## What needs to be done
Give the listing again exactly, omitting its images.

"""

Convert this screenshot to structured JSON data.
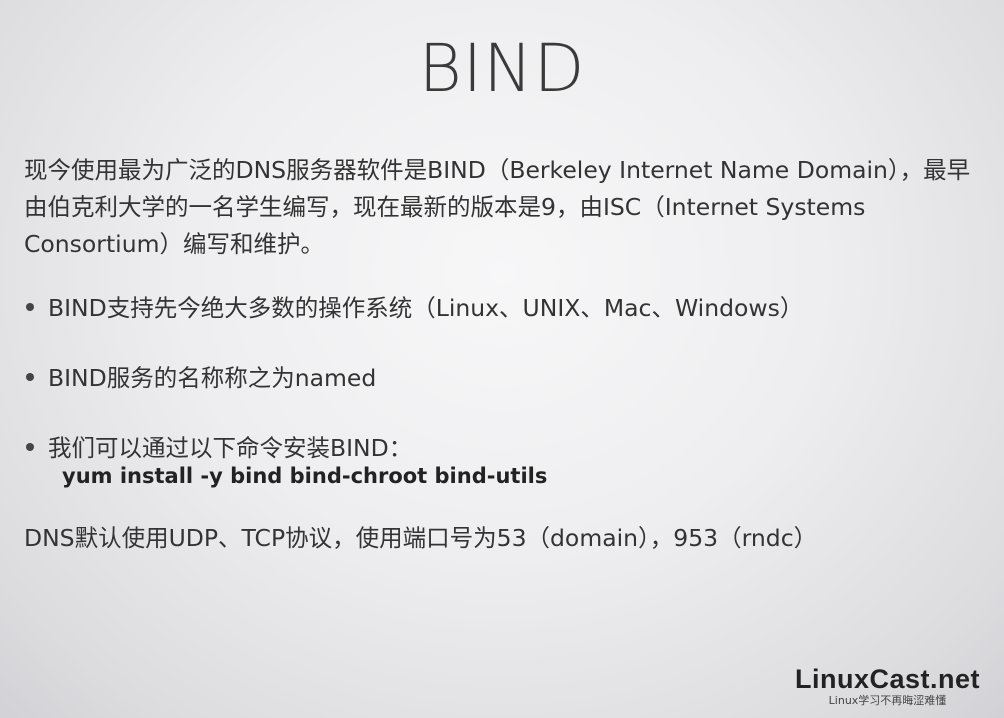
{
  "slide": {
    "title": "BIND",
    "intro": "现今使用最为广泛的DNS服务器软件是BIND（Berkeley Internet Name Domain），最早由伯克利大学的一名学生编写，现在最新的版本是9，由ISC（Internet Systems Consortium）编写和维护。",
    "bullets": [
      "BIND支持先今绝大多数的操作系统（Linux、UNIX、Mac、Windows）",
      "BIND服务的名称称之为named",
      "我们可以通过以下命令安装BIND："
    ],
    "command": "yum install -y bind bind-chroot bind-utils",
    "footer_line": "DNS默认使用UDP、TCP协议，使用端口号为53（domain），953（rndc）"
  },
  "logo": {
    "name": "LinuxCast.net",
    "tagline": "Linux学习不再晦涩难懂"
  }
}
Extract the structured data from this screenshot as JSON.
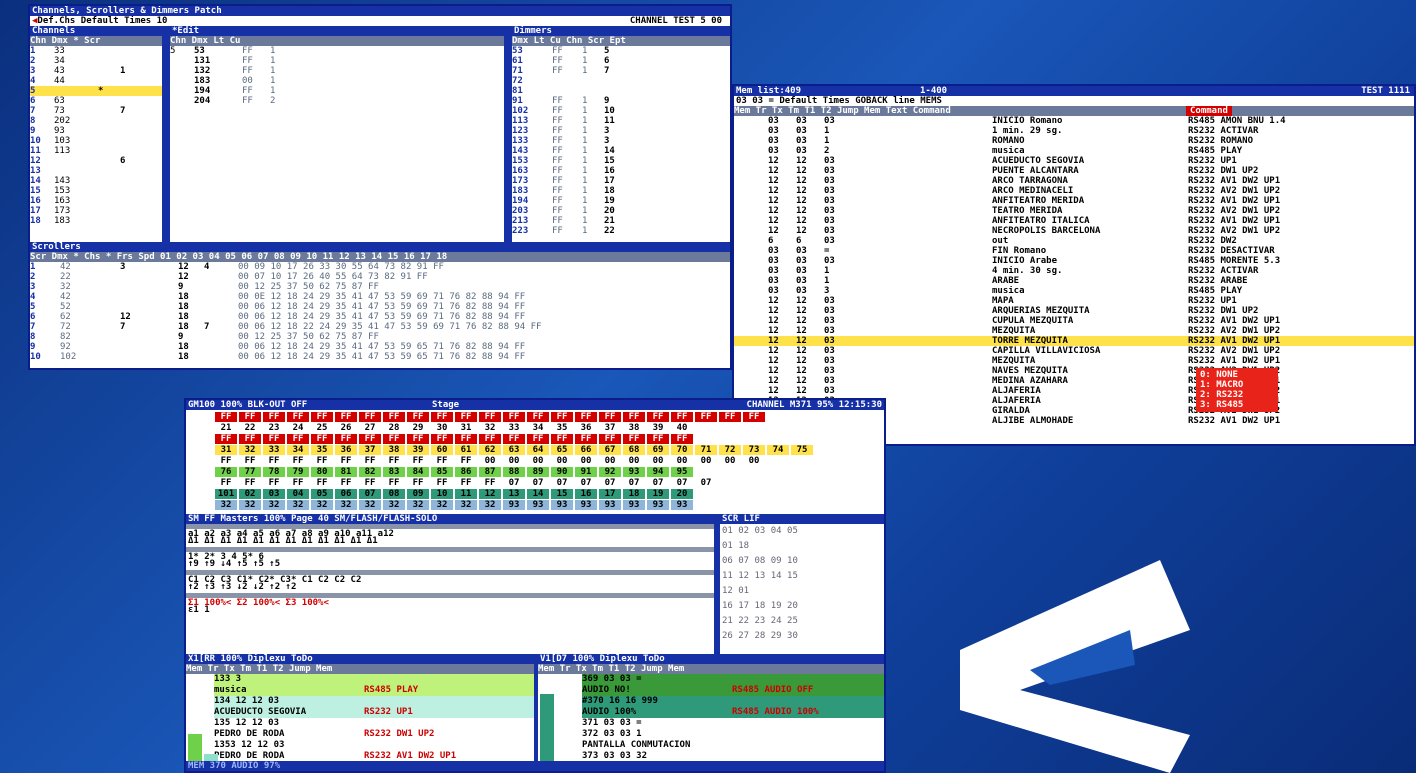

"""

## Exercise solution
Convert this screenshot to structured JSON data.
{
  "slide": {
    "title": "BIND",
    "intro": "现今使用最为广泛的DNS服务器软件是BIND（Berkeley Internet Name Domain），最早由伯克利大学的一名学生编写，现在最新的版本是9，由ISC（Internet Systems Consortium）编写和维护。",
    "bullets": [
      "BIND支持先今绝大多数的操作系统（Linux、UNIX、Mac、Windows）",
      "BIND服务的名称称之为named",
      "我们可以通过以下命令安装BIND："
    ],
    "command": "yum install -y bind bind-chroot bind-utils",
    "footer_line": "DNS默认使用UDP、TCP协议，使用端口号为53（domain），953（rndc）"
  },
  "logo": {
    "name": "LinuxCast.net",
    "tagline": "Linux学习不再晦涩难懂"
  }
}
Extract the structured data from this screenshot as JSON.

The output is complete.